▶ **Task statement**:
Scan the records below for the word "جميل" and give only the number of lines that hold it.

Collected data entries
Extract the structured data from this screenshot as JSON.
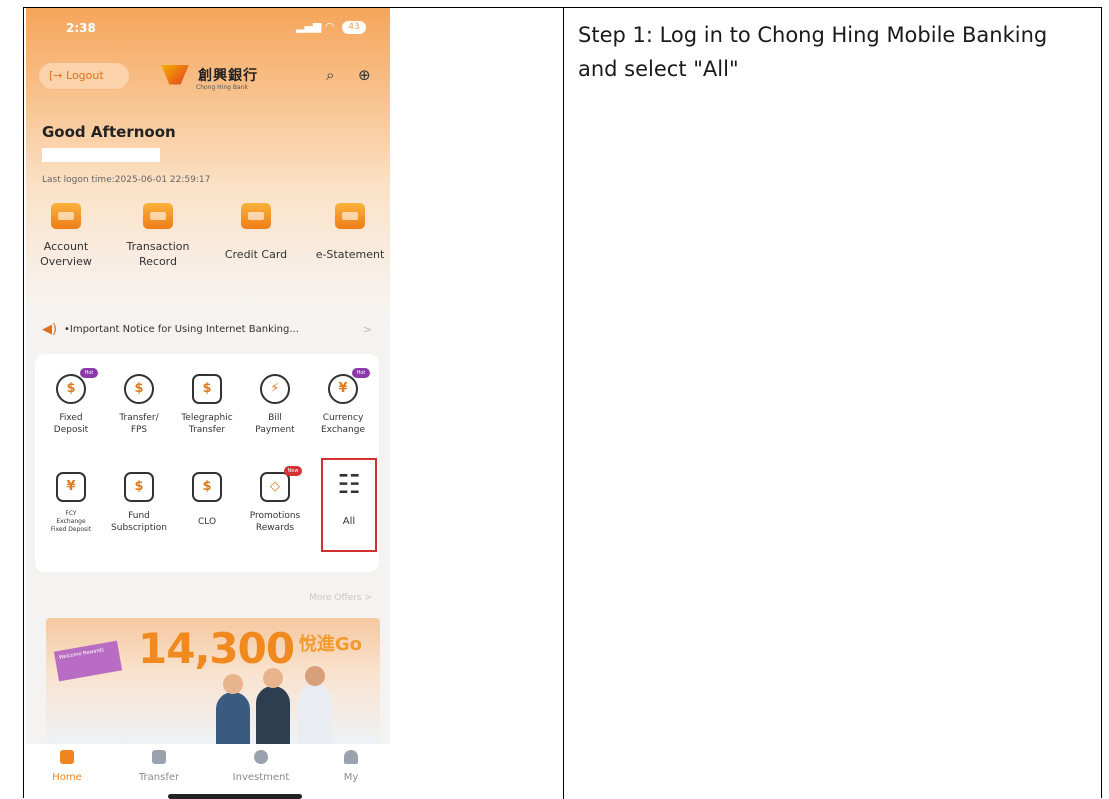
{
  "status_bar": {
    "time": "2:38",
    "signal": "…∥ ≈",
    "battery": "43"
  },
  "topbar": {
    "logout_label": "Logout",
    "logo_cn": "創興銀行",
    "logo_en": "Chong Hing Bank",
    "search_icon": "search-icon",
    "add_icon": "plus-circle-icon"
  },
  "greeting": "Good Afternoon",
  "last_logon": "Last logon time:2025-06-01 22:59:17",
  "quick_actions": [
    {
      "label": "Account\nOverview",
      "icon": "wallet-icon"
    },
    {
      "label": "Transaction\nRecord",
      "icon": "receipt-icon"
    },
    {
      "label": "Credit Card",
      "icon": "credit-card-icon"
    },
    {
      "label": "e-Statement",
      "icon": "document-icon"
    }
  ],
  "notice": {
    "text": "•Important Notice for Using Internet Banking...",
    "arrow": ">"
  },
  "services_row1": [
    {
      "label": "Fixed\nDeposit",
      "glyph": "$",
      "badge": "Hot"
    },
    {
      "label": "Transfer/\nFPS",
      "glyph": "$",
      "badge": ""
    },
    {
      "label": "Telegraphic\nTransfer",
      "glyph": "$",
      "badge": ""
    },
    {
      "label": "Bill\nPayment",
      "glyph": "⚡",
      "badge": ""
    },
    {
      "label": "Currency\nExchange",
      "glyph": "¥",
      "badge": "Hot"
    }
  ],
  "services_row2": [
    {
      "label": "FCY\nExchange\nFixed Deposit",
      "glyph": "¥",
      "badge": ""
    },
    {
      "label": "Fund\nSubscription",
      "glyph": "$",
      "badge": ""
    },
    {
      "label": "CLO",
      "glyph": "$",
      "badge": ""
    },
    {
      "label": "Promotions\nRewards",
      "glyph": "◇",
      "badge": "New"
    },
    {
      "label": "All",
      "glyph": "☷",
      "badge": ""
    }
  ],
  "more_offers": "More Offers >",
  "banner": {
    "amount": "14,300",
    "brand": "悅進Go",
    "gift_text": "Welcome Rewards"
  },
  "tabbar": [
    {
      "label": "Home",
      "active": true
    },
    {
      "label": "Transfer",
      "active": false
    },
    {
      "label": "Investment",
      "active": false
    },
    {
      "label": "My",
      "active": false
    }
  ],
  "instruction": "Step 1: Log in to Chong Hing Mobile Banking and select \"All\"",
  "colors": {
    "accent": "#f0851f",
    "highlight": "#d32f2f",
    "badge_purple": "#8a3aa8"
  }
}
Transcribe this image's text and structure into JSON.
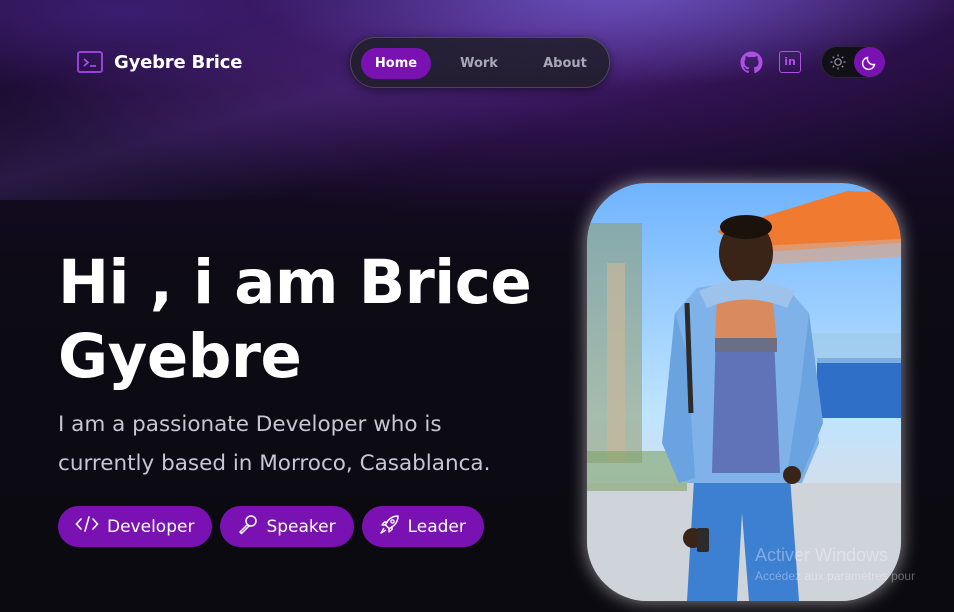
{
  "header": {
    "brand_name": "Gyebre Brice",
    "brand_icon": "terminal-icon",
    "nav": [
      {
        "label": "Home",
        "active": true
      },
      {
        "label": "Work",
        "active": false
      },
      {
        "label": "About",
        "active": false
      }
    ],
    "social": [
      "github-icon",
      "linkedin-icon"
    ],
    "linkedin_text": "in",
    "theme_toggle": {
      "icons": [
        "sun-icon",
        "moon-icon"
      ],
      "mode": "dark"
    }
  },
  "hero": {
    "title_line1": "Hi , i am Brice",
    "title_line2": "Gyebre",
    "subtitle_line1": "I am a passionate Developer who is",
    "subtitle_line2": "currently based in Morroco, Casablanca.",
    "tags": [
      {
        "label": "Developer",
        "icon": "code-icon"
      },
      {
        "label": "Speaker",
        "icon": "microphone-icon"
      },
      {
        "label": "Leader",
        "icon": "rocket-icon"
      }
    ]
  },
  "os_watermark": {
    "line1": "Activer Windows",
    "line2": "Accédez aux paramètres pour"
  },
  "colors": {
    "accent": "#7a12b3",
    "accent_light": "#b04ee6",
    "background": "#0b0a10"
  }
}
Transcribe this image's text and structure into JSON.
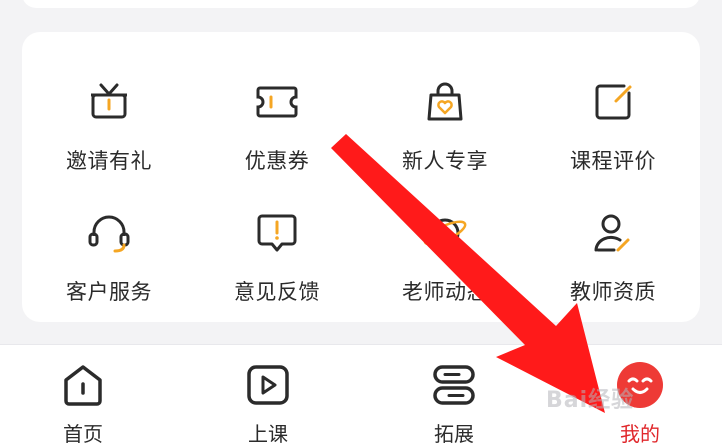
{
  "services": [
    {
      "label": "邀请有礼",
      "icon": "gift-icon"
    },
    {
      "label": "优惠券",
      "icon": "coupon-icon"
    },
    {
      "label": "新人专享",
      "icon": "shopping-bag-heart-icon"
    },
    {
      "label": "课程评价",
      "icon": "edit-square-icon"
    },
    {
      "label": "客户服务",
      "icon": "headset-icon"
    },
    {
      "label": "意见反馈",
      "icon": "feedback-icon"
    },
    {
      "label": "老师动态",
      "icon": "planet-icon"
    },
    {
      "label": "教师资质",
      "icon": "user-certificate-icon"
    }
  ],
  "tabbar": {
    "home": "首页",
    "lessons": "上课",
    "expand": "拓展",
    "mine": "我的",
    "active": "mine"
  },
  "watermark": "Bai经验",
  "colors": {
    "accent": "#f5a623",
    "icon_stroke": "#2b2b2b",
    "active_tab": "#e0282c",
    "arrow": "#ff1a1a"
  }
}
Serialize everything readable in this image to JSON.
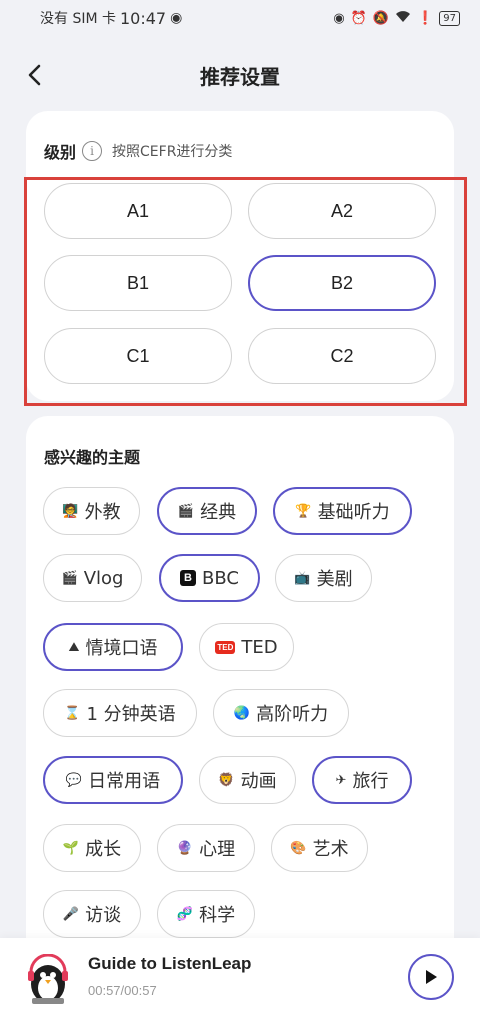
{
  "status": {
    "carrier": "没有 SIM 卡",
    "time": "10:47",
    "battery": "97"
  },
  "header": {
    "title": "推荐设置"
  },
  "level": {
    "title": "级别",
    "info_glyph": "i",
    "subtitle": "按照CEFR进行分类",
    "options": [
      {
        "label": "A1",
        "selected": false
      },
      {
        "label": "A2",
        "selected": false
      },
      {
        "label": "B1",
        "selected": false
      },
      {
        "label": "B2",
        "selected": true
      },
      {
        "label": "C1",
        "selected": false
      },
      {
        "label": "C2",
        "selected": false
      }
    ]
  },
  "topics": {
    "title": "感兴趣的主题",
    "items": [
      {
        "label": "外教",
        "icon": "🧑‍🏫",
        "selected": false
      },
      {
        "label": "经典",
        "icon": "🎬",
        "selected": true
      },
      {
        "label": "基础听力",
        "icon": "🏆",
        "selected": true
      },
      {
        "label": "Vlog",
        "icon": "🎬",
        "selected": false
      },
      {
        "label": "BBC",
        "icon": "B",
        "selected": true
      },
      {
        "label": "美剧",
        "icon": "📺",
        "selected": false
      },
      {
        "label": "情境口语",
        "icon": "⛰",
        "selected": true
      },
      {
        "label": "TED",
        "icon": "TED",
        "selected": false
      },
      {
        "label": "1 分钟英语",
        "icon": "⌛",
        "selected": false
      },
      {
        "label": "高阶听力",
        "icon": "🌏",
        "selected": false
      },
      {
        "label": "日常用语",
        "icon": "💬",
        "selected": true
      },
      {
        "label": "动画",
        "icon": "🦁",
        "selected": false
      },
      {
        "label": "旅行",
        "icon": "✈",
        "selected": true
      },
      {
        "label": "成长",
        "icon": "🌱",
        "selected": false
      },
      {
        "label": "心理",
        "icon": "🔮",
        "selected": false
      },
      {
        "label": "艺术",
        "icon": "🎨",
        "selected": false
      },
      {
        "label": "访谈",
        "icon": "🎤",
        "selected": false
      },
      {
        "label": "科学",
        "icon": "🧬",
        "selected": false
      }
    ]
  },
  "player": {
    "title": "Guide to ListenLeap",
    "time": "00:57/00:57"
  },
  "colors": {
    "accent": "#5b54c8",
    "highlight": "#d9413b"
  }
}
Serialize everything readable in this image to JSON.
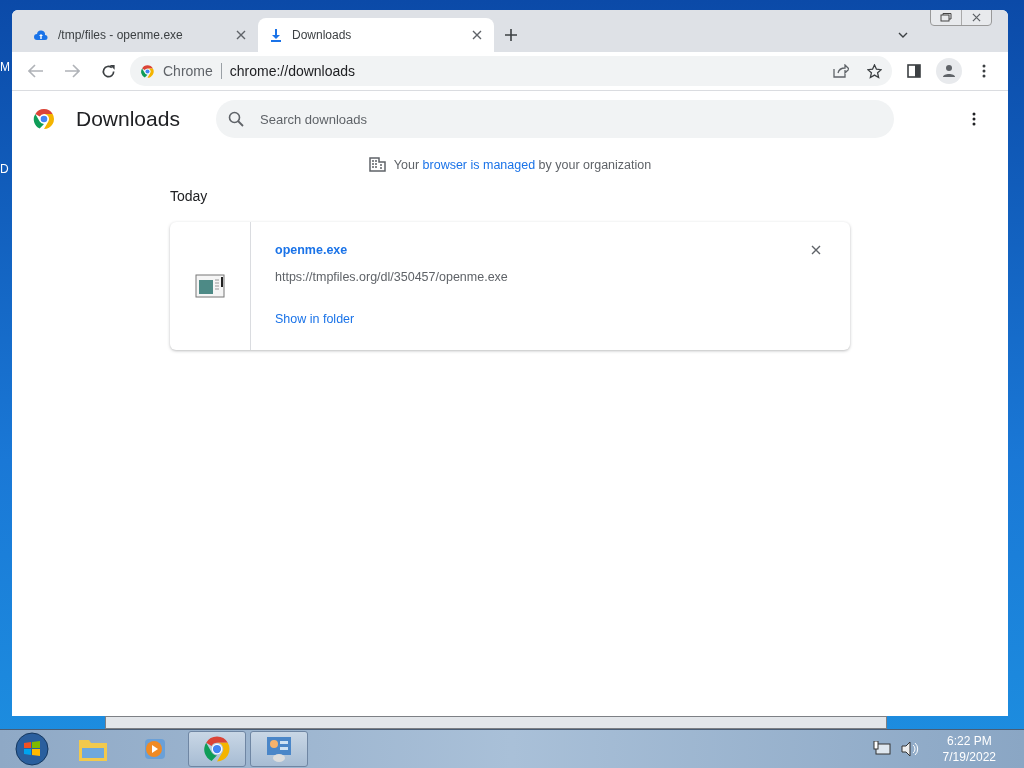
{
  "desktop": {
    "fragments": [
      "M",
      "D"
    ]
  },
  "window": {
    "tabs": [
      {
        "title": "/tmp/files - openme.exe",
        "kind": "upload",
        "selected": false
      },
      {
        "title": "Downloads",
        "kind": "download",
        "selected": true
      }
    ],
    "omnibox": {
      "chip": "Chrome",
      "url": "chrome://downloads"
    }
  },
  "page": {
    "title": "Downloads",
    "search": {
      "placeholder": "Search downloads"
    },
    "managed_notice": {
      "before": "Your ",
      "link": "browser is managed",
      "after": " by your organization"
    },
    "section": "Today",
    "downloads": [
      {
        "name": "openme.exe",
        "url": "https://tmpfiles.org/dl/350457/openme.exe",
        "action": "Show in folder"
      }
    ]
  },
  "taskbar": {
    "apps": [
      {
        "kind": "explorer",
        "open": false
      },
      {
        "kind": "media",
        "open": false
      },
      {
        "kind": "chrome",
        "open": true
      },
      {
        "kind": "control",
        "open": true
      }
    ],
    "time": "6:22 PM",
    "date": "7/19/2022"
  }
}
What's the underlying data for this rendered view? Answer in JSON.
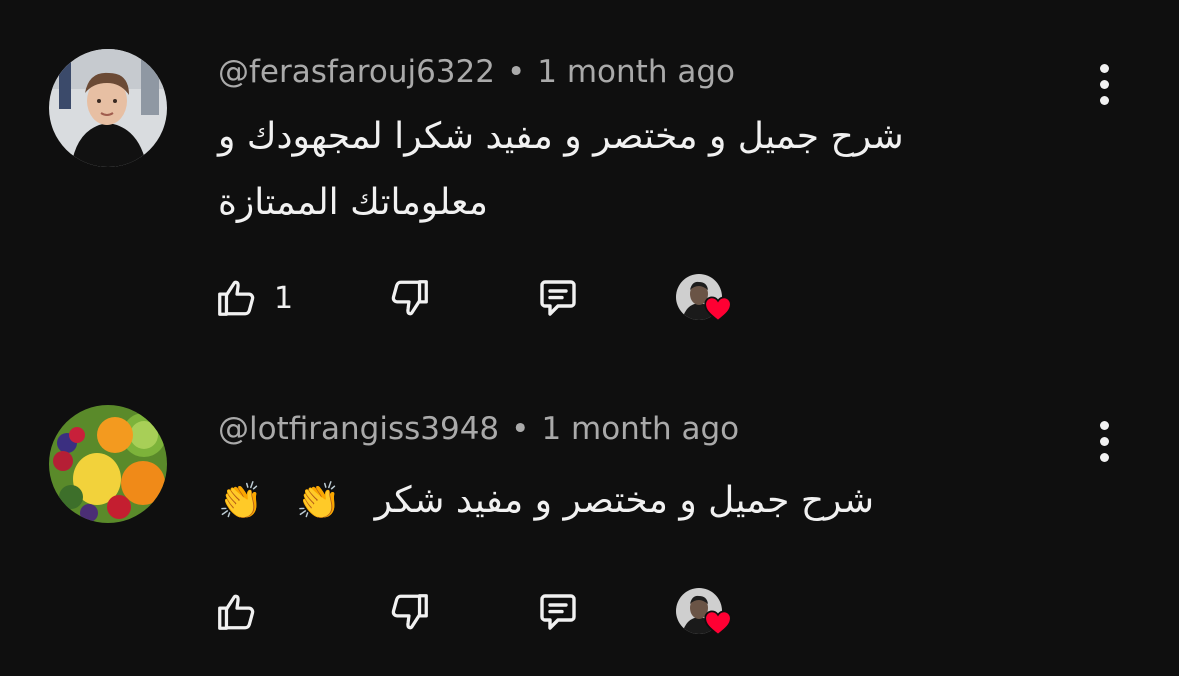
{
  "comments": [
    {
      "author": "@ferasfarouj6322",
      "separator": "•",
      "time": "1 month ago",
      "text": "شرح جميل و مختصر و مفيد شكرا لمجهودك و معلوماتك الممتازة",
      "like_count": "1",
      "avatar_icon": "child-photo-avatar",
      "creator_heart": true
    },
    {
      "author": "@lotfirangiss3948",
      "separator": "•",
      "time": "1 month ago",
      "text": "شرح جميل و مختصر و مفيد شكر",
      "emojis": [
        "👏",
        "👏"
      ],
      "like_count": "",
      "avatar_icon": "fruit-photo-avatar",
      "creator_heart": true
    }
  ],
  "colors": {
    "background": "#0f0f0f",
    "meta_text": "#aaaaaa",
    "primary_text": "#f1f1f1",
    "heart": "#ff0033"
  }
}
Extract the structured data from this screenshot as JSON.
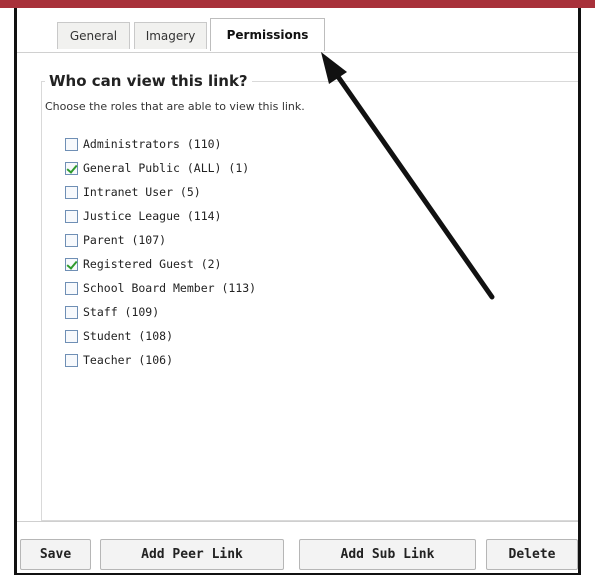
{
  "tabs": [
    {
      "label": "General",
      "active": false
    },
    {
      "label": "Imagery",
      "active": false
    },
    {
      "label": "Permissions",
      "active": true
    }
  ],
  "permissions": {
    "heading": "Who can view this link?",
    "instruction": "Choose the roles that are able to view this link.",
    "roles": [
      {
        "label": "Administrators (110)",
        "checked": false
      },
      {
        "label": "General Public (ALL) (1)",
        "checked": true
      },
      {
        "label": "Intranet User (5)",
        "checked": false
      },
      {
        "label": "Justice League (114)",
        "checked": false
      },
      {
        "label": "Parent (107)",
        "checked": false
      },
      {
        "label": "Registered Guest (2)",
        "checked": true
      },
      {
        "label": "School Board Member (113)",
        "checked": false
      },
      {
        "label": "Staff (109)",
        "checked": false
      },
      {
        "label": "Student (108)",
        "checked": false
      },
      {
        "label": "Teacher (106)",
        "checked": false
      }
    ]
  },
  "buttons": {
    "save": "Save",
    "add_peer": "Add Peer Link",
    "add_sub": "Add Sub Link",
    "delete": "Delete"
  },
  "colors": {
    "top_bar": "#a8313a",
    "checkmark": "#2e9a2e",
    "arrow": "#111111"
  }
}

▶ **Solution**:
2